Saved data entries:

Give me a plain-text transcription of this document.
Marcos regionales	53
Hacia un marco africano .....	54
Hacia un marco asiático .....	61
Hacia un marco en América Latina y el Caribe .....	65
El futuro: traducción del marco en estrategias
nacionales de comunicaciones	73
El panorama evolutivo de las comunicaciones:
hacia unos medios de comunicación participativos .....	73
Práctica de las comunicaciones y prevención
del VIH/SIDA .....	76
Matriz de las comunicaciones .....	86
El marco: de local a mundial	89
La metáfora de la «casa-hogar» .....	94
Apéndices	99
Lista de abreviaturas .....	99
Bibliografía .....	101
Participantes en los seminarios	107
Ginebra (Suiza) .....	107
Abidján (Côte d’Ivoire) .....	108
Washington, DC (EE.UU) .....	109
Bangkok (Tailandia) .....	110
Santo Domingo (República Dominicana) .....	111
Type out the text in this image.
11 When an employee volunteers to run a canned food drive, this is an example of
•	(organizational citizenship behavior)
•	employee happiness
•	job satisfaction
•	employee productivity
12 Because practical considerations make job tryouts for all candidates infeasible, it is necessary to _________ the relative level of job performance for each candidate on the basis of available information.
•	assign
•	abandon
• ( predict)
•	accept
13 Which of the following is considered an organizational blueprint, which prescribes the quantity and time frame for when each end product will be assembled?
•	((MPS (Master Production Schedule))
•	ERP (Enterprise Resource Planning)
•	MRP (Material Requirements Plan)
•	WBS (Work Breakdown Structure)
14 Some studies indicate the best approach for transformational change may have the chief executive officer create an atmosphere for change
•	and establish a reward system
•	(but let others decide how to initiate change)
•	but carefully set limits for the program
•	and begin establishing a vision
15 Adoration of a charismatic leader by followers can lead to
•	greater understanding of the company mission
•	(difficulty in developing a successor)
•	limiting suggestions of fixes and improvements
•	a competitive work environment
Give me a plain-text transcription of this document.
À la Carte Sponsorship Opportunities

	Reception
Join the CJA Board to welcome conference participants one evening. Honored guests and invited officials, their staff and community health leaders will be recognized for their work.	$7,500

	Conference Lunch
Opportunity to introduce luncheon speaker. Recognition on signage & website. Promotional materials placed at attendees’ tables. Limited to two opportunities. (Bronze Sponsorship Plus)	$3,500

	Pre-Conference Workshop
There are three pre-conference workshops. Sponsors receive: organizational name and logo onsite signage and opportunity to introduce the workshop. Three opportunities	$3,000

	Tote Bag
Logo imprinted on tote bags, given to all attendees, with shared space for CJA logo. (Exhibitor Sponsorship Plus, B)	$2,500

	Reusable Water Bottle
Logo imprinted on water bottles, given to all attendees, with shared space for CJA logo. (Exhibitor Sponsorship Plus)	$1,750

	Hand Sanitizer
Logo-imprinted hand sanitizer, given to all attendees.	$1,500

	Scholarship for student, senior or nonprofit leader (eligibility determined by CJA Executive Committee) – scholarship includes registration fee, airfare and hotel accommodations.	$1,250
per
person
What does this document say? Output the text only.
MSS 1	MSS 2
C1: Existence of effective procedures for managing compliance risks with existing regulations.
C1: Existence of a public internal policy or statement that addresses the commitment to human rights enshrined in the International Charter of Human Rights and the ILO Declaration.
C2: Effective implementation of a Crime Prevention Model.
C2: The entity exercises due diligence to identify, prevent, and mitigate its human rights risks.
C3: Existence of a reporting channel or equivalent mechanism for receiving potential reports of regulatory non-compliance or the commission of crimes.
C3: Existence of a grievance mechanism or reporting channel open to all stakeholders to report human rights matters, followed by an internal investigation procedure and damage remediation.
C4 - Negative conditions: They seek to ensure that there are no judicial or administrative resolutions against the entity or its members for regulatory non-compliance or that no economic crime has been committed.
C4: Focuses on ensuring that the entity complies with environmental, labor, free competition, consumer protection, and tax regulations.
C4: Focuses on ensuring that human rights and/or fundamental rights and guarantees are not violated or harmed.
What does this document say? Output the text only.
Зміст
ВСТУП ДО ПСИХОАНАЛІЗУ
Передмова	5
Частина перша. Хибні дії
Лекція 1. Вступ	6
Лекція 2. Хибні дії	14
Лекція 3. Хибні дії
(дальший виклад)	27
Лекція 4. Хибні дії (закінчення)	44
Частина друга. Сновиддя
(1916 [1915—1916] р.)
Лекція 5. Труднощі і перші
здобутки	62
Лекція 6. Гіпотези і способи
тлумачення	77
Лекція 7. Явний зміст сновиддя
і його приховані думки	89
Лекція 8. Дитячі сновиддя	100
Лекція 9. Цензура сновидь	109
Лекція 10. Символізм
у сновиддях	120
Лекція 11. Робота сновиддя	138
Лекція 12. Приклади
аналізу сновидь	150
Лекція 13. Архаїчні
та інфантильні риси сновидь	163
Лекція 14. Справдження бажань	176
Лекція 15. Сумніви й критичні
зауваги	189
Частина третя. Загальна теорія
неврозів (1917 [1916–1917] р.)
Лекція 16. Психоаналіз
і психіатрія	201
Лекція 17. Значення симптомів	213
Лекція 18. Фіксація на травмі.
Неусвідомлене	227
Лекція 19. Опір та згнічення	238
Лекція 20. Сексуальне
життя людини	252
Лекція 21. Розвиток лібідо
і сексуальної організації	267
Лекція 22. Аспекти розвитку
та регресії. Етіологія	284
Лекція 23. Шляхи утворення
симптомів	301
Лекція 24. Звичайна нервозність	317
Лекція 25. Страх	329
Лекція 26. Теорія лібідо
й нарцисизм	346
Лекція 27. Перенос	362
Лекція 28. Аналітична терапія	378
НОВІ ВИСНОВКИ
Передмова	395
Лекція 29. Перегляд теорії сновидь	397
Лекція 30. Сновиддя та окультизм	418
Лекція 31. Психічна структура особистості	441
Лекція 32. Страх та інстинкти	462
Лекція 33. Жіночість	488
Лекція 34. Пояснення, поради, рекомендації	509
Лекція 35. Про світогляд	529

» What is asked: Copy out each line of the records that holds the string "rights".

» Answer to this problem:
C1: Existence of a public internal policy or statement that addresses the commitment to human rights enshrined in the International Charter of Human Rights and the ILO Declaration.
C2: The entity exercises due diligence to identify, prevent, and mitigate its human rights risks.
C3: Existence of a grievance mechanism or reporting channel open to all stakeholders to report human rights matters, followed by an internal investigation procedure and damage remediation.
C4: Focuses on ensuring that human rights and/or fundamental rights and guarantees are not violated or harmed.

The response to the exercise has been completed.